■ Exercise description ■
Please copy all the lines that follow, word for word.

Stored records
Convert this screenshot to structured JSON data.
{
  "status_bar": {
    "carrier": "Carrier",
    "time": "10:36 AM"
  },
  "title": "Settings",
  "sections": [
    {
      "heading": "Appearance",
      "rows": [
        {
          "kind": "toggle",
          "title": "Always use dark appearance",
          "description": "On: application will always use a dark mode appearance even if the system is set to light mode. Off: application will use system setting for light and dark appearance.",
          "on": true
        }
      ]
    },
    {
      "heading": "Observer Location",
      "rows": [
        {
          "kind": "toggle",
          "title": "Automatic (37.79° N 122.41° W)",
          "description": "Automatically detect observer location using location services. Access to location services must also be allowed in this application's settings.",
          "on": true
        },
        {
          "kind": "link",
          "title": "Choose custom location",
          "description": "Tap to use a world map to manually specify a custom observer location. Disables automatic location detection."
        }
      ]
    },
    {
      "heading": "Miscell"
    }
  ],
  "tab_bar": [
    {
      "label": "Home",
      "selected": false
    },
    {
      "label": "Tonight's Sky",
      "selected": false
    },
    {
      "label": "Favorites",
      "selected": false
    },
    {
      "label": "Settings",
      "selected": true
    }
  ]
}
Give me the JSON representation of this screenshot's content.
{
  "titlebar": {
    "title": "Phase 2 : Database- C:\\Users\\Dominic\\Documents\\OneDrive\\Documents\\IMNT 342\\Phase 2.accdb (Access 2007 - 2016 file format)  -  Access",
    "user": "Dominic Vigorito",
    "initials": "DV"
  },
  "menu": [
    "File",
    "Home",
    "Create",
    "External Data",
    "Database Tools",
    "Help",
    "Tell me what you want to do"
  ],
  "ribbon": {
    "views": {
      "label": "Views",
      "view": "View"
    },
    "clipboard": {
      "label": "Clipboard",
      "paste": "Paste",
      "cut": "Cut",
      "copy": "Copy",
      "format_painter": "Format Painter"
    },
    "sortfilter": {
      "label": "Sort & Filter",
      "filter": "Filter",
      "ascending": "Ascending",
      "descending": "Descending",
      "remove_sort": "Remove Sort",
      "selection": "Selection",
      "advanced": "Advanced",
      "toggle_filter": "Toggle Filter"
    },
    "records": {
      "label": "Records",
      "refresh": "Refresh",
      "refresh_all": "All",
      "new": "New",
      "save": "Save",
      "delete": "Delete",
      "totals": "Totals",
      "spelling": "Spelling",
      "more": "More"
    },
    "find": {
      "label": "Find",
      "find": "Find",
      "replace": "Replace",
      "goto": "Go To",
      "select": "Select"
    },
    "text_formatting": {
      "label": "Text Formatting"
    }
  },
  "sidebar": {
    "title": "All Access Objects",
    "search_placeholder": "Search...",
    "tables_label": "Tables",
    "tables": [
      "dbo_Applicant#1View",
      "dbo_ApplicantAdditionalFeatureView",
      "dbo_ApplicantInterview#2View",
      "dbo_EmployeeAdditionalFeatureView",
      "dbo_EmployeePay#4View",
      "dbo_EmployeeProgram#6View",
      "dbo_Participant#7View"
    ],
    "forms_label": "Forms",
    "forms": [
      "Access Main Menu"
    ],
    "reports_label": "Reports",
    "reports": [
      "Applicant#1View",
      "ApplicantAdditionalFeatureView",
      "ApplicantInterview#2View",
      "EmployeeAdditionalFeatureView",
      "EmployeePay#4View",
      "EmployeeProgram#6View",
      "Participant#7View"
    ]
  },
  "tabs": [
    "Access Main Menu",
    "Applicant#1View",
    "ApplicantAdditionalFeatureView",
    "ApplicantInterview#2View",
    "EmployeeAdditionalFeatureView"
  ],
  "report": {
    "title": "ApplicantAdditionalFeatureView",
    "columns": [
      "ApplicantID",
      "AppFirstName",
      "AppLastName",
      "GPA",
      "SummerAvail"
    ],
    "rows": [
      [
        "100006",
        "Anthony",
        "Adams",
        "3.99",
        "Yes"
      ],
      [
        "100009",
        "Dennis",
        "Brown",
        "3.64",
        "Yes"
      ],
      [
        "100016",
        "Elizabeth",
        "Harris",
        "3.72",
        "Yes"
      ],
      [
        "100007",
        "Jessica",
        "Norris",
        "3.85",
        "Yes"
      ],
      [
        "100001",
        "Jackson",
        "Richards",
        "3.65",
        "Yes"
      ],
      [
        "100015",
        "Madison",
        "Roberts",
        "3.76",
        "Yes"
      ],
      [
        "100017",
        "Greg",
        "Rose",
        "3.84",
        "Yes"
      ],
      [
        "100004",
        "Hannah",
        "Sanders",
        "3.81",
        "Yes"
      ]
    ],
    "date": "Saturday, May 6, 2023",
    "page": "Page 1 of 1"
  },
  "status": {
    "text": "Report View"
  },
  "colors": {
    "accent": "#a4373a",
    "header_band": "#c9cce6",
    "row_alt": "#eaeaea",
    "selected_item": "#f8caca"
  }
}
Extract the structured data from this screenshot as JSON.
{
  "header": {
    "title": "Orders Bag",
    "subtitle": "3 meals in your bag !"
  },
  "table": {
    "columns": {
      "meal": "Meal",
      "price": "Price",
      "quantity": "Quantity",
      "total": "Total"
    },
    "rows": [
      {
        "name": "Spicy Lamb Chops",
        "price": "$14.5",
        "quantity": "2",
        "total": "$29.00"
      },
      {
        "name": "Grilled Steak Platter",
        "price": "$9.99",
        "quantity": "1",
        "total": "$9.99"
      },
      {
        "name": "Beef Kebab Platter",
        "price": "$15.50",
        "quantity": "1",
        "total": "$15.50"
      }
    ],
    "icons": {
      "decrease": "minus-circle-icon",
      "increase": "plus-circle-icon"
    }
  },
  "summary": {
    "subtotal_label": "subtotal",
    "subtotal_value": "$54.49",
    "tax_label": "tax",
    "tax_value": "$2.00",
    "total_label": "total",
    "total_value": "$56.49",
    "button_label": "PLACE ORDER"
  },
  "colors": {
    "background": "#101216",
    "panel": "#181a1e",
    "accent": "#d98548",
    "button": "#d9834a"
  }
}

■ Task output ■
Convert this screenshot to structured JSON data.
{
  "status_bar": {
    "carrier": "Carrier",
    "time": "10:36 AM"
  },
  "title": "Settings",
  "sections": [
    {
      "heading": "Appearance",
      "rows": [
        {
          "kind": "toggle",
          "title": "Always use dark appearance",
          "description": "On: application will always use a dark mode appearance even if the system is set to light mode. Off: application will use system setting for light and dark appearance.",
          "on": true
        }
      ]
    },
    {
      "heading": "Observer Location",
      "rows": [
        {
          "kind": "toggle",
          "title": "Automatic (37.79° N 122.41° W)",
          "description": "Automatically detect observer location using location services. Access to location services must also be allowed in this application's settings.",
          "on": true
        },
        {
          "kind": "link",
          "title": "Choose custom location",
          "description": "Tap to use a world map to manually specify a custom observer location. Disables automatic location detection."
        }
      ]
    },
    {
      "heading": "Miscell"
    }
  ],
  "tab_bar": [
    {
      "label": "Home",
      "selected": false
    },
    {
      "label": "Tonight's Sky",
      "selected": false
    },
    {
      "label": "Favorites",
      "selected": false
    },
    {
      "label": "Settings",
      "selected": true
    }
  ]
}
Give me the JSON representation of this screenshot's content.
{
  "titlebar": {
    "title": "Phase 2 : Database- C:\\Users\\Dominic\\Documents\\OneDrive\\Documents\\IMNT 342\\Phase 2.accdb (Access 2007 - 2016 file format)  -  Access",
    "user": "Dominic Vigorito",
    "initials": "DV"
  },
  "menu": [
    "File",
    "Home",
    "Create",
    "External Data",
    "Database Tools",
    "Help",
    "Tell me what you want to do"
  ],
  "ribbon": {
    "views": {
      "label": "Views",
      "view": "View"
    },
    "clipboard": {
      "label": "Clipboard",
      "paste": "Paste",
      "cut": "Cut",
      "copy": "Copy",
      "format_painter": "Format Painter"
    },
    "sortfilter": {
      "label": "Sort & Filter",
      "filter": "Filter",
      "ascending": "Ascending",
      "descending": "Descending",
      "remove_sort": "Remove Sort",
      "selection": "Selection",
      "advanced": "Advanced",
      "toggle_filter": "Toggle Filter"
    },
    "records": {
      "label": "Records",
      "refresh": "Refresh",
      "refresh_all": "All",
      "new": "New",
      "save": "Save",
      "delete": "Delete",
      "totals": "Totals",
      "spelling": "Spelling",
      "more": "More"
    },
    "find": {
      "label": "Find",
      "find": "Find",
      "replace": "Replace",
      "goto": "Go To",
      "select": "Select"
    },
    "text_formatting": {
      "label": "Text Formatting"
    }
  },
  "sidebar": {
    "title": "All Access Objects",
    "search_placeholder": "Search...",
    "tables_label": "Tables",
    "tables": [
      "dbo_Applicant#1View",
      "dbo_ApplicantAdditionalFeatureView",
      "dbo_ApplicantInterview#2View",
      "dbo_EmployeeAdditionalFeatureView",
      "dbo_EmployeePay#4View",
      "dbo_EmployeeProgram#6View",
      "dbo_Participant#7View"
    ],
    "forms_label": "Forms",
    "forms": [
      "Access Main Menu"
    ],
    "reports_label": "Reports",
    "reports": [
      "Applicant#1View",
      "ApplicantAdditionalFeatureView",
      "ApplicantInterview#2View",
      "EmployeeAdditionalFeatureView",
      "EmployeePay#4View",
      "EmployeeProgram#6View",
      "Participant#7View"
    ]
  },
  "tabs": [
    "Access Main Menu",
    "Applicant#1View",
    "ApplicantAdditionalFeatureView",
    "ApplicantInterview#2View",
    "EmployeeAdditionalFeatureView"
  ],
  "report": {
    "title": "ApplicantAdditionalFeatureView",
    "columns": [
      "ApplicantID",
      "AppFirstName",
      "AppLastName",
      "GPA",
      "SummerAvail"
    ],
    "rows": [
      [
        "100006",
        "Anthony",
        "Adams",
        "3.99",
        "Yes"
      ],
      [
        "100009",
        "Dennis",
        "Brown",
        "3.64",
        "Yes"
      ],
      [
        "100016",
        "Elizabeth",
        "Harris",
        "3.72",
        "Yes"
      ],
      [
        "100007",
        "Jessica",
        "Norris",
        "3.85",
        "Yes"
      ],
      [
        "100001",
        "Jackson",
        "Richards",
        "3.65",
        "Yes"
      ],
      [
        "100015",
        "Madison",
        "Roberts",
        "3.76",
        "Yes"
      ],
      [
        "100017",
        "Greg",
        "Rose",
        "3.84",
        "Yes"
      ],
      [
        "100004",
        "Hannah",
        "Sanders",
        "3.81",
        "Yes"
      ]
    ],
    "date": "Saturday, May 6, 2023",
    "page": "Page 1 of 1"
  },
  "status": {
    "text": "Report View"
  },
  "colors": {
    "accent": "#a4373a",
    "header_band": "#c9cce6",
    "row_alt": "#eaeaea",
    "selected_item": "#f8caca"
  }
}
Extract the structured data from this screenshot as JSON.
{
  "header": {
    "title": "Orders Bag",
    "subtitle": "3 meals in your bag !"
  },
  "table": {
    "columns": {
      "meal": "Meal",
      "price": "Price",
      "quantity": "Quantity",
      "total": "Total"
    },
    "rows": [
      {
        "name": "Spicy Lamb Chops",
        "price": "$14.5",
        "quantity": "2",
        "total": "$29.00"
      },
      {
        "name": "Grilled Steak Platter",
        "price": "$9.99",
        "quantity": "1",
        "total": "$9.99"
      },
      {
        "name": "Beef Kebab Platter",
        "price": "$15.50",
        "quantity": "1",
        "total": "$15.50"
      }
    ],
    "icons": {
      "decrease": "minus-circle-icon",
      "increase": "plus-circle-icon"
    }
  },
  "summary": {
    "subtotal_label": "subtotal",
    "subtotal_value": "$54.49",
    "tax_label": "tax",
    "tax_value": "$2.00",
    "total_label": "total",
    "total_value": "$56.49",
    "button_label": "PLACE ORDER"
  },
  "colors": {
    "background": "#101216",
    "panel": "#181a1e",
    "accent": "#d98548",
    "button": "#d9834a"
  }
}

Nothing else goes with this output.